Treatment visits occurred weekly for the first 7 weeks, and subsequently for the administration of Gem. Laboratory tests were performed at regular intervals during treatment, usually coinciding with the administration of Gem. Adverse events were monitored continuously during treatment and for 4 weeks after the last drug administration. All adverse reactions were assessed according to National Cancer Institute Common Toxicity Criteria (version 2.0). Response evaluation was performed at the start of weeks 7, 17 and 25 and every 9 weeks thereafter until disease progression using contrast computed tomography scan; response was defined according to the Response Evaluation Criteria in Solid Tumours. Objective responses (complete or partial) were supposed to be confirmed after a minimum of 4 weeks.
Informed consent was obtained from all patients, and ethical committee approval was received by all participating centres. The trial was conducted in accordance with the Declaration of Helsinki and its subsequent amendments and according to good clinical practice guidelines.
The present study was a post-hoc analysis aimed at exploring predictors of mortality and chemotherapy-related toxicity in patients enrolled in this trial.
Statistical analysis
Patient characteristics assessed for prognostic significance were as follows: age, sex, KPS (60–80 versus 90–100), body mass index, disease status (locally advanced versus metastatic disease), presence of pain, Carbohydrate Antigen 19-9 (CA 19-9) level, liver and renal function (i.e. Aspartate transaminase (ASAT), Alanine transaminase (ALAT), bilirubin, creatinine clearance, protein levels), alkaline phosphatase (ALP), haematological parameters (i.e. haemoglobin, white blood cells [WBC]; neutrophils, platelets). The dNLR was calculated from peripheral blood counts as neutrophils divided by the difference of leucocytes and neutrophils.6 The NPS was calculated as follows: patients with a neutrophil count ⩽ 7.5 × 109/L and platelets ⩽ 400 × 109/L scored 0, patients with neutrophils > 7.5 × 109/L or platelets > 400 × 109/L scored 1, and patients with both neutrophils > 7.5 × 109/L and platelets > 400 × 109/L scored 2.7 All these parameters, including randomized treatment, were tested in univariate analyses and then multivariate analysis to identify the independent predictors of mortality and toxicity (grade 3 or 4 adverse events).

[Items from a dataset]
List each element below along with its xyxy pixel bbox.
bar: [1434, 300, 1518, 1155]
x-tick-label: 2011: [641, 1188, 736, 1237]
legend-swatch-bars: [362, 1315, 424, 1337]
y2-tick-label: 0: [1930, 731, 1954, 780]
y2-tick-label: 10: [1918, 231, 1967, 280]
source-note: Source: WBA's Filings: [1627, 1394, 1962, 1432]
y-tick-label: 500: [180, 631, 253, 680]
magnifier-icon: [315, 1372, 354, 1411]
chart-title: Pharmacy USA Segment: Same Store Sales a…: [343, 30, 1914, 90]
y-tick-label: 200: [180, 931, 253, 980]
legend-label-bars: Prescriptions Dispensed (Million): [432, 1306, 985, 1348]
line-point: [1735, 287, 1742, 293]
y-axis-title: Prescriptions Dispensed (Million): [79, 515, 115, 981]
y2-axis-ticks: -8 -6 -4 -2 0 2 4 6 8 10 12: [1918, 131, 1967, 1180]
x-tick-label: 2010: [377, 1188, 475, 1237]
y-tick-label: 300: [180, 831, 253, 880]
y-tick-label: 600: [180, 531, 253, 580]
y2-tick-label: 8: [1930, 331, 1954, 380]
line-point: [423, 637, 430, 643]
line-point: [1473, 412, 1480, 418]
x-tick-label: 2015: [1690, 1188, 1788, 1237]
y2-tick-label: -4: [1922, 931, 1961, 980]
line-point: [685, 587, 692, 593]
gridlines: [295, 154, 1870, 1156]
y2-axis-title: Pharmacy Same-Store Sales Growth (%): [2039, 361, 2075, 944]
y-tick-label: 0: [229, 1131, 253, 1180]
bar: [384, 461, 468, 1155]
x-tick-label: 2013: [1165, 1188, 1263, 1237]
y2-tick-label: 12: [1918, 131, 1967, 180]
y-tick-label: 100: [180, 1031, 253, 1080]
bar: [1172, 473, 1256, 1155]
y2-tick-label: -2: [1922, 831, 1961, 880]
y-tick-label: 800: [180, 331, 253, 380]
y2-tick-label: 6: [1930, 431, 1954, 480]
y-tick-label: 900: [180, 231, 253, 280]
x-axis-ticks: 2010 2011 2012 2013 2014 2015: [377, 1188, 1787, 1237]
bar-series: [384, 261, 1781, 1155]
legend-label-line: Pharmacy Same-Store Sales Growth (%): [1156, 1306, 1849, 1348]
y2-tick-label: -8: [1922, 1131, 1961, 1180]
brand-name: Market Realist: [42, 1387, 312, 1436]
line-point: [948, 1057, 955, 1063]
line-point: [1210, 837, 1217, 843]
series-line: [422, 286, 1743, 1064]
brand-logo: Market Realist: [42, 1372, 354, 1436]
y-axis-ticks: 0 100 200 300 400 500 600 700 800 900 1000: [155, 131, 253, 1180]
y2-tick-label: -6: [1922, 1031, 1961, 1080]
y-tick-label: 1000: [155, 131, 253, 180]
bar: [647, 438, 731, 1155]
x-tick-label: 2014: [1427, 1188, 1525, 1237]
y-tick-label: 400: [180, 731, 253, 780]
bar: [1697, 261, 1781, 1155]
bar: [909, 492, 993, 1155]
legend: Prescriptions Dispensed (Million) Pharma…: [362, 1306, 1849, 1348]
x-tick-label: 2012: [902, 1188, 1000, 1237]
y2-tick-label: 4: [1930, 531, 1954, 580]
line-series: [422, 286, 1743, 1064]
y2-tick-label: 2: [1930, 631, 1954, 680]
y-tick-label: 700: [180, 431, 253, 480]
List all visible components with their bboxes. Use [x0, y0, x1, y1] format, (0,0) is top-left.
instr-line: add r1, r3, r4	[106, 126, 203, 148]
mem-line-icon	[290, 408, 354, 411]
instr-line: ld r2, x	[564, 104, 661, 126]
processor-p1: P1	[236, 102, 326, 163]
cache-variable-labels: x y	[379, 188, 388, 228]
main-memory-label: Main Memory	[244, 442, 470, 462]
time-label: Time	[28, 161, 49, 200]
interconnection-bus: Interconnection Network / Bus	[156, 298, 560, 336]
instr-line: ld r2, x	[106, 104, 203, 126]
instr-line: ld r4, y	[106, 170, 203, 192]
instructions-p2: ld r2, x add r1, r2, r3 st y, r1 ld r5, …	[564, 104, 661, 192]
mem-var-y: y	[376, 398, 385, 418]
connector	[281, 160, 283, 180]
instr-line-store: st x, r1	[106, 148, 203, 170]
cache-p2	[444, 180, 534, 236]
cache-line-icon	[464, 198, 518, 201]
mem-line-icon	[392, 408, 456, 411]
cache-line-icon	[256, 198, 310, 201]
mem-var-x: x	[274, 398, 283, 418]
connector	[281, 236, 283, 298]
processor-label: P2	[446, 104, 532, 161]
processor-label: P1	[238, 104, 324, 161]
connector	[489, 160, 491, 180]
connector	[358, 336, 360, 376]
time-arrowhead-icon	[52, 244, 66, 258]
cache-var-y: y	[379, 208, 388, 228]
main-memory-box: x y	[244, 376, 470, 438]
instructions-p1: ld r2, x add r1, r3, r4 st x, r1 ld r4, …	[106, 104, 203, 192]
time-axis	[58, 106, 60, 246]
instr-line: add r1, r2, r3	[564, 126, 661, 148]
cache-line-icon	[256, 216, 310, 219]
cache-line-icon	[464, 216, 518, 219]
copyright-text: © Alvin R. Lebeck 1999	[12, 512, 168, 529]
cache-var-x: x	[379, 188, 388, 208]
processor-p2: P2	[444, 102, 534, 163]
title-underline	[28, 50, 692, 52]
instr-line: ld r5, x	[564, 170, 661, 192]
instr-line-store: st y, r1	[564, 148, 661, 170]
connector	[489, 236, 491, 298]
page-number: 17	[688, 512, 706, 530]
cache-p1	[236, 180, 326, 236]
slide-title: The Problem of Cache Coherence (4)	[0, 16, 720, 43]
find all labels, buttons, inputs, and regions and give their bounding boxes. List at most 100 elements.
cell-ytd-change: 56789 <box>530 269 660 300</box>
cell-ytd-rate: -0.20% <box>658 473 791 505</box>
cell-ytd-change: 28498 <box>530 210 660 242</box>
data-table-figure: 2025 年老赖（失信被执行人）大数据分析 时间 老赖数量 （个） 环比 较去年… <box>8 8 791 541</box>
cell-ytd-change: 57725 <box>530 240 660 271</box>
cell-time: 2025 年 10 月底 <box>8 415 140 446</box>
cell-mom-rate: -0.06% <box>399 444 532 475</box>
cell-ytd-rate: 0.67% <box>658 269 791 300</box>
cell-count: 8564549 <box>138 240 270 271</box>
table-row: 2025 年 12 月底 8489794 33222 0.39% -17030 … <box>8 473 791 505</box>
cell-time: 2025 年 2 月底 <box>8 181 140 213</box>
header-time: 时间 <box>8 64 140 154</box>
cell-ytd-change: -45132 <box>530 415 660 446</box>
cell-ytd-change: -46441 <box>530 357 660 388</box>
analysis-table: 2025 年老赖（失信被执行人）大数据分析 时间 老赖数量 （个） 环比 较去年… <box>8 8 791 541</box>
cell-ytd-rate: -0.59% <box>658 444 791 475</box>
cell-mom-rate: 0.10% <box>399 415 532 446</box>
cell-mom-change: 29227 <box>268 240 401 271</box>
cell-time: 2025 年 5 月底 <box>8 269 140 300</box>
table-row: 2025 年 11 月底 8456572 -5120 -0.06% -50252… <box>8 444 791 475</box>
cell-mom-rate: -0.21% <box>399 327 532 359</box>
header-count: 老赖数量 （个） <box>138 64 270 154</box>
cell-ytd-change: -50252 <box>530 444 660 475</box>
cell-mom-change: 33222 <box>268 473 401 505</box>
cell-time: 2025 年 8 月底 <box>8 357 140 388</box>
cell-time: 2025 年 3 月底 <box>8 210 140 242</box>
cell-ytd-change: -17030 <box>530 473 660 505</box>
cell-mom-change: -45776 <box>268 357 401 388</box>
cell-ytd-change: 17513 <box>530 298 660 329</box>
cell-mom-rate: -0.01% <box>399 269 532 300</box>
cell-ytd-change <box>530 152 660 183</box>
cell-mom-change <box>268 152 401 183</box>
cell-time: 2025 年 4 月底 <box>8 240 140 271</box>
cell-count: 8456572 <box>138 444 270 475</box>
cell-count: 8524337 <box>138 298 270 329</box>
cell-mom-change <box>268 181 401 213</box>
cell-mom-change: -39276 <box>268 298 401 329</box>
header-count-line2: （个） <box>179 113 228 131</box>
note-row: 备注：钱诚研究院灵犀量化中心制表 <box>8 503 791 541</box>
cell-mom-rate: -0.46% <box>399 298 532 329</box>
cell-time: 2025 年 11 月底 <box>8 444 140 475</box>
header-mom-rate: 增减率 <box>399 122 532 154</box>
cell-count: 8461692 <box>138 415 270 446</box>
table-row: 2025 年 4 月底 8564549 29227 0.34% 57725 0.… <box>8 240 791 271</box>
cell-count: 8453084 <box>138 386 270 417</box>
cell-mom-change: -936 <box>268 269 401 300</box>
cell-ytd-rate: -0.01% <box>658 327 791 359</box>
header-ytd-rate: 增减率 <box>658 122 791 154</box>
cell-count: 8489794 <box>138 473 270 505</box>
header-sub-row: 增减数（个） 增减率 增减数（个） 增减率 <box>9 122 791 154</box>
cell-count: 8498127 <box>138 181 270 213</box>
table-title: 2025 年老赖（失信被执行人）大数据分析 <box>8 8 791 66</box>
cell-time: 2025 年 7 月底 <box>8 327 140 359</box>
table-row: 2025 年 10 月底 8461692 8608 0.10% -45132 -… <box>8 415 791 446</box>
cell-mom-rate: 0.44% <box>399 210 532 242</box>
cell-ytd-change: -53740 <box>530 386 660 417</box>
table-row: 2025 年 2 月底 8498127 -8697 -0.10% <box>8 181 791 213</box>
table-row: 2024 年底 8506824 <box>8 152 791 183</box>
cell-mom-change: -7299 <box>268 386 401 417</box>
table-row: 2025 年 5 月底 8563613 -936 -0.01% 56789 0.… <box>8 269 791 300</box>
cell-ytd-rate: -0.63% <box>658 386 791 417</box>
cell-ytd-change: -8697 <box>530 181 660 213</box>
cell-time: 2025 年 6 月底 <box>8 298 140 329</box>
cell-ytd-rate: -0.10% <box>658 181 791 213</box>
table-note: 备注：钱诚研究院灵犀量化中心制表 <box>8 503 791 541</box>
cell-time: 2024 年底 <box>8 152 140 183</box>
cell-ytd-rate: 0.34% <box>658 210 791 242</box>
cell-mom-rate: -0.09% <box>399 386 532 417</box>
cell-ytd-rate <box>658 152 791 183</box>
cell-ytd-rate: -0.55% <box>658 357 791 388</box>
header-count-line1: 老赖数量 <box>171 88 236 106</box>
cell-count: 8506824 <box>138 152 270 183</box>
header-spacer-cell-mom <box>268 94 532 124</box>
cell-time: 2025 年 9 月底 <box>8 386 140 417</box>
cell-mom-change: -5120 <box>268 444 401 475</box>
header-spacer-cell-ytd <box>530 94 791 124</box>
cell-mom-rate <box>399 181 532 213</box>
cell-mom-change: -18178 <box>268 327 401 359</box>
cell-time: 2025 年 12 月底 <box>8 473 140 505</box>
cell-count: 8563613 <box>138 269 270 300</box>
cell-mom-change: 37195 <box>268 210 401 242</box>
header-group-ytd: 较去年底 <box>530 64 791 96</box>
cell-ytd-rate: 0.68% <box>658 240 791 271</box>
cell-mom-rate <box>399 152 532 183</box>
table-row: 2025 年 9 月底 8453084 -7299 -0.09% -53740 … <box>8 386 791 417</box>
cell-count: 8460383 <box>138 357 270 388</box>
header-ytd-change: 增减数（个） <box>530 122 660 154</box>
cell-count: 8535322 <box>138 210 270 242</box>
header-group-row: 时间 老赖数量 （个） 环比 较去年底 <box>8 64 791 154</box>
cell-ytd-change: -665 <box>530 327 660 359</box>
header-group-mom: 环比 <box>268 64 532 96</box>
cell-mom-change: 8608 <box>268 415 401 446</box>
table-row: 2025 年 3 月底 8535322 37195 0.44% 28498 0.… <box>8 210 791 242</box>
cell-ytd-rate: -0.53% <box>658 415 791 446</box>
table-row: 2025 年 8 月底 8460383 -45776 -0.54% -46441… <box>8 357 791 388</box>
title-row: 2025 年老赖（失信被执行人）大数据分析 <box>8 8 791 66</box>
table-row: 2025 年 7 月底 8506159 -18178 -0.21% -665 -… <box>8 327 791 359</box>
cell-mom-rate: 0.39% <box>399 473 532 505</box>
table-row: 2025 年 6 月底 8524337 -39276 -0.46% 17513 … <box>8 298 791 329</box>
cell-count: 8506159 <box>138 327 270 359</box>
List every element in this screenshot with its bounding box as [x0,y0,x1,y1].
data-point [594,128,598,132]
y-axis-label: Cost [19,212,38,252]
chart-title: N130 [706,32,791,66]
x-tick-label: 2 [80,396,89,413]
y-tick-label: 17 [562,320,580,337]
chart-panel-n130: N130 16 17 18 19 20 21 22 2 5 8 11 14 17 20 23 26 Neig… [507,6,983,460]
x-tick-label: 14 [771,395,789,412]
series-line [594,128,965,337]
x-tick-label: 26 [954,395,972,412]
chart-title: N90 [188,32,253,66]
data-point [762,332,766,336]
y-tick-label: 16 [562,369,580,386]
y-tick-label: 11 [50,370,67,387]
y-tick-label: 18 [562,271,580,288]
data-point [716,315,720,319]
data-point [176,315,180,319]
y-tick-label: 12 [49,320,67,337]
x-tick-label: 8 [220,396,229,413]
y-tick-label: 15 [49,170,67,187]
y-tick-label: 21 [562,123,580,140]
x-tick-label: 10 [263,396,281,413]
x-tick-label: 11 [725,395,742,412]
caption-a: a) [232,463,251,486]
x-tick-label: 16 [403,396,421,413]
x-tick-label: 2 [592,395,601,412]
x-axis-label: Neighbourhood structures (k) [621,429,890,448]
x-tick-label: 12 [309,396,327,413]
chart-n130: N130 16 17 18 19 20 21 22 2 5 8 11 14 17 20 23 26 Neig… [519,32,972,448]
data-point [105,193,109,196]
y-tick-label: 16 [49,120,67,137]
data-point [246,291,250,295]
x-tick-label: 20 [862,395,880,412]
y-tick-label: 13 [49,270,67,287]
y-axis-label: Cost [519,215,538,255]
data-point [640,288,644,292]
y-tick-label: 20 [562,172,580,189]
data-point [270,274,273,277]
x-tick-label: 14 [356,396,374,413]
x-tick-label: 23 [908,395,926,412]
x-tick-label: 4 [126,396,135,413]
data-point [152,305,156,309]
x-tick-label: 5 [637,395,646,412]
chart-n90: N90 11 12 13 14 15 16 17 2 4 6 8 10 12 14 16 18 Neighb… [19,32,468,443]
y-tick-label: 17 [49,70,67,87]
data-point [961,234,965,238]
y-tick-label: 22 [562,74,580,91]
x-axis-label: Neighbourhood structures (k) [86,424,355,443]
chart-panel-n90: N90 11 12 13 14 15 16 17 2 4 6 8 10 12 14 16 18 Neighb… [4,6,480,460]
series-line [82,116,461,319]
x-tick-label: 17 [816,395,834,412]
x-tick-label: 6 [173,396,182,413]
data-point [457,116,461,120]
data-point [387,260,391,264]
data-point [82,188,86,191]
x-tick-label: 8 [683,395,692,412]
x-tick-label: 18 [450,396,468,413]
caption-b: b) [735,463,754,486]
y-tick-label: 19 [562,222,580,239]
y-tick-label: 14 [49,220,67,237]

WHAT THE TASK ASKS:
Copy everything in the study text from "The present study" down to "in this trial.", substituting "retrospective analysis" for "post-hoc analysis". The records have nothing to do with the study text.

REPLY:
The present study was a retrospective analysis aimed at exploring predictors of mortality and chemotherapy-related toxicity in patients enrolled in this trial.